(Given instruction):
Retype each entry below exactly as it stands.

(Collected data):
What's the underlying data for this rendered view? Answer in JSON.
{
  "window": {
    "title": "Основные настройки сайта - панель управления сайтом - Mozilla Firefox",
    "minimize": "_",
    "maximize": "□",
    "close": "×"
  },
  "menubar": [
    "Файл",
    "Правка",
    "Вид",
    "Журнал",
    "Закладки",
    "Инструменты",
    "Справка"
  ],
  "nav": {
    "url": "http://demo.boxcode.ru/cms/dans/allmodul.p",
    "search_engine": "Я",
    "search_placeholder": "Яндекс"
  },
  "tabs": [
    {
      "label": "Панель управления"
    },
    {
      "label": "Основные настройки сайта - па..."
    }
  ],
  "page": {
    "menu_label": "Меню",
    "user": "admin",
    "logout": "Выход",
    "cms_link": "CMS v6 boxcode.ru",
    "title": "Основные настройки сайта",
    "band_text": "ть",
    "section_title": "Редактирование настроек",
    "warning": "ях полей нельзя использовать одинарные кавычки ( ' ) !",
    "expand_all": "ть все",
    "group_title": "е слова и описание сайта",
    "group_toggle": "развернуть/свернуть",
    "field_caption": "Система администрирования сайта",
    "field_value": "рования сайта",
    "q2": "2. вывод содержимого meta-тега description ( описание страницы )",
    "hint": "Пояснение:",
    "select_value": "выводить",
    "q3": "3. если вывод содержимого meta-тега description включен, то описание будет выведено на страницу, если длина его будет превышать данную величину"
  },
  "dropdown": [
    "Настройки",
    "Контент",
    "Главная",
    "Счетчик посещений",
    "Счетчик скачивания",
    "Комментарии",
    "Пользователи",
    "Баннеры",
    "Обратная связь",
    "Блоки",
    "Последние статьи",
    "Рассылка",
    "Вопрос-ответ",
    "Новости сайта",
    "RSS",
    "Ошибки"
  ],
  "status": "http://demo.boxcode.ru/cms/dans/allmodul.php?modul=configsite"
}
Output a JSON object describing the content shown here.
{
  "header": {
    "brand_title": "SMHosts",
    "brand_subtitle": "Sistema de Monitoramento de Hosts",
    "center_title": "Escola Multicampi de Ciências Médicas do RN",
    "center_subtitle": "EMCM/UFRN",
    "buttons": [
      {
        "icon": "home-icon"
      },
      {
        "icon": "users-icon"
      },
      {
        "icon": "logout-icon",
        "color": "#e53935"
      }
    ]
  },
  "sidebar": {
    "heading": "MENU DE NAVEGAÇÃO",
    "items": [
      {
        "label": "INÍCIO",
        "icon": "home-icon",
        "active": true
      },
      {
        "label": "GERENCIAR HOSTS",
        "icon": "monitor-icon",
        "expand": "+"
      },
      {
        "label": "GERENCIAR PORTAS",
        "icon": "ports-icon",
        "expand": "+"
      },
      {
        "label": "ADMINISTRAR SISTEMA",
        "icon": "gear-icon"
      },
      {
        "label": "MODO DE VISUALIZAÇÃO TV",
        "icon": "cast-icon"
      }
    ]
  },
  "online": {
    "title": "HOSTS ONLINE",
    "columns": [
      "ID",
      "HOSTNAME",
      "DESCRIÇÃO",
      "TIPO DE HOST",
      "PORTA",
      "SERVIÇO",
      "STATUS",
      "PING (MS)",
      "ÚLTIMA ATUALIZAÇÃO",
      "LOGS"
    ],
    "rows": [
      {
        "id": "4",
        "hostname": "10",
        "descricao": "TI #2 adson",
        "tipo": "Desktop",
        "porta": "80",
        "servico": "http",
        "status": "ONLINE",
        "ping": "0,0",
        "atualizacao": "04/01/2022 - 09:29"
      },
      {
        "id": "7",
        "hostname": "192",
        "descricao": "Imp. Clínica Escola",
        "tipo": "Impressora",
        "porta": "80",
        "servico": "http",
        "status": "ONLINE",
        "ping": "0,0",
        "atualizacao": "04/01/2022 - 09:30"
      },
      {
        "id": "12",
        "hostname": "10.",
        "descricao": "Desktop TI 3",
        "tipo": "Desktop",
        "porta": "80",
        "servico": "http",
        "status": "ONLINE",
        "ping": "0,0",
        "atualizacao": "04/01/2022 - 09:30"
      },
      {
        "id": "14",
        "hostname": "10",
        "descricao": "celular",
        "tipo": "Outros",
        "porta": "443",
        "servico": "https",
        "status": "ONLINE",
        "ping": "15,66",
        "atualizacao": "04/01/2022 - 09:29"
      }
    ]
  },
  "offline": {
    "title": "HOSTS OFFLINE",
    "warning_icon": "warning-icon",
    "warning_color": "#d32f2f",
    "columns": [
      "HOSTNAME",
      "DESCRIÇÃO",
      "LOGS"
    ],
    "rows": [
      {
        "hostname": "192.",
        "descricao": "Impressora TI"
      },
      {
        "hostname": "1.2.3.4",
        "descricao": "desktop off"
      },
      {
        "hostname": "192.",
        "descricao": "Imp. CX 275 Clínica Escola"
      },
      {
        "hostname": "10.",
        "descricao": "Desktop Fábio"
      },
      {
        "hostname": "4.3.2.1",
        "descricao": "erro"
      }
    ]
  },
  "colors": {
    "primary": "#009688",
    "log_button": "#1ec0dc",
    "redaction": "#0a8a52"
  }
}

(The completed task):
What's the underlying data for this rendered view? Answer in JSON.
{
  "window": {
    "title": "Основные настройки сайта - панель управления сайтом - Mozilla Firefox",
    "minimize": "_",
    "maximize": "□",
    "close": "×"
  },
  "menubar": [
    "Файл",
    "Правка",
    "Вид",
    "Журнал",
    "Закладки",
    "Инструменты",
    "Справка"
  ],
  "nav": {
    "url": "http://demo.boxcode.ru/cms/dans/allmodul.p",
    "search_engine": "Я",
    "search_placeholder": "Яндекс"
  },
  "tabs": [
    {
      "label": "Панель управления"
    },
    {
      "label": "Основные настройки сайта - па..."
    }
  ],
  "page": {
    "menu_label": "Меню",
    "user": "admin",
    "logout": "Выход",
    "cms_link": "CMS v6 boxcode.ru",
    "title": "Основные настройки сайта",
    "band_text": "ть",
    "section_title": "Редактирование настроек",
    "warning": "ях полей нельзя использовать одинарные кавычки ( ' ) !",
    "expand_all": "ть все",
    "group_title": "е слова и описание сайта",
    "group_toggle": "развернуть/свернуть",
    "field_caption": "Система администрирования сайта",
    "field_value": "рования сайта",
    "q2": "2. вывод содержимого meta-тега description ( описание страницы )",
    "hint": "Пояснение:",
    "select_value": "выводить",
    "q3": "3. если вывод содержимого meta-тега description включен, то описание будет выведено на страницу, если длина его будет превышать данную величину"
  },
  "dropdown": [
    "Настройки",
    "Контент",
    "Главная",
    "Счетчик посещений",
    "Счетчик скачивания",
    "Комментарии",
    "Пользователи",
    "Баннеры",
    "Обратная связь",
    "Блоки",
    "Последние статьи",
    "Рассылка",
    "Вопрос-ответ",
    "Новости сайта",
    "RSS",
    "Ошибки"
  ],
  "status": "http://demo.boxcode.ru/cms/dans/allmodul.php?modul=configsite"
}
Output a JSON object describing the content shown here.
{
  "header": {
    "brand_title": "SMHosts",
    "brand_subtitle": "Sistema de Monitoramento de Hosts",
    "center_title": "Escola Multicampi de Ciências Médicas do RN",
    "center_subtitle": "EMCM/UFRN",
    "buttons": [
      {
        "icon": "home-icon"
      },
      {
        "icon": "users-icon"
      },
      {
        "icon": "logout-icon",
        "color": "#e53935"
      }
    ]
  },
  "sidebar": {
    "heading": "MENU DE NAVEGAÇÃO",
    "items": [
      {
        "label": "INÍCIO",
        "icon": "home-icon",
        "active": true
      },
      {
        "label": "GERENCIAR HOSTS",
        "icon": "monitor-icon",
        "expand": "+"
      },
      {
        "label": "GERENCIAR PORTAS",
        "icon": "ports-icon",
        "expand": "+"
      },
      {
        "label": "ADMINISTRAR SISTEMA",
        "icon": "gear-icon"
      },
      {
        "label": "MODO DE VISUALIZAÇÃO TV",
        "icon": "cast-icon"
      }
    ]
  },
  "online": {
    "title": "HOSTS ONLINE",
    "columns": [
      "ID",
      "HOSTNAME",
      "DESCRIÇÃO",
      "TIPO DE HOST",
      "PORTA",
      "SERVIÇO",
      "STATUS",
      "PING (MS)",
      "ÚLTIMA ATUALIZAÇÃO",
      "LOGS"
    ],
    "rows": [
      {
        "id": "4",
        "hostname": "10",
        "descricao": "TI #2 adson",
        "tipo": "Desktop",
        "porta": "80",
        "servico": "http",
        "status": "ONLINE",
        "ping": "0,0",
        "atualizacao": "04/01/2022 - 09:29"
      },
      {
        "id": "7",
        "hostname": "192",
        "descricao": "Imp. Clínica Escola",
        "tipo": "Impressora",
        "porta": "80",
        "servico": "http",
        "status": "ONLINE",
        "ping": "0,0",
        "atualizacao": "04/01/2022 - 09:30"
      },
      {
        "id": "12",
        "hostname": "10.",
        "descricao": "Desktop TI 3",
        "tipo": "Desktop",
        "porta": "80",
        "servico": "http",
        "status": "ONLINE",
        "ping": "0,0",
        "atualizacao": "04/01/2022 - 09:30"
      },
      {
        "id": "14",
        "hostname": "10",
        "descricao": "celular",
        "tipo": "Outros",
        "porta": "443",
        "servico": "https",
        "status": "ONLINE",
        "ping": "15,66",
        "atualizacao": "04/01/2022 - 09:29"
      }
    ]
  },
  "offline": {
    "title": "HOSTS OFFLINE",
    "warning_icon": "warning-icon",
    "warning_color": "#d32f2f",
    "columns": [
      "HOSTNAME",
      "DESCRIÇÃO",
      "LOGS"
    ],
    "rows": [
      {
        "hostname": "192.",
        "descricao": "Impressora TI"
      },
      {
        "hostname": "1.2.3.4",
        "descricao": "desktop off"
      },
      {
        "hostname": "192.",
        "descricao": "Imp. CX 275 Clínica Escola"
      },
      {
        "hostname": "10.",
        "descricao": "Desktop Fábio"
      },
      {
        "hostname": "4.3.2.1",
        "descricao": "erro"
      }
    ]
  },
  "colors": {
    "primary": "#009688",
    "log_button": "#1ec0dc",
    "redaction": "#0a8a52"
  }
}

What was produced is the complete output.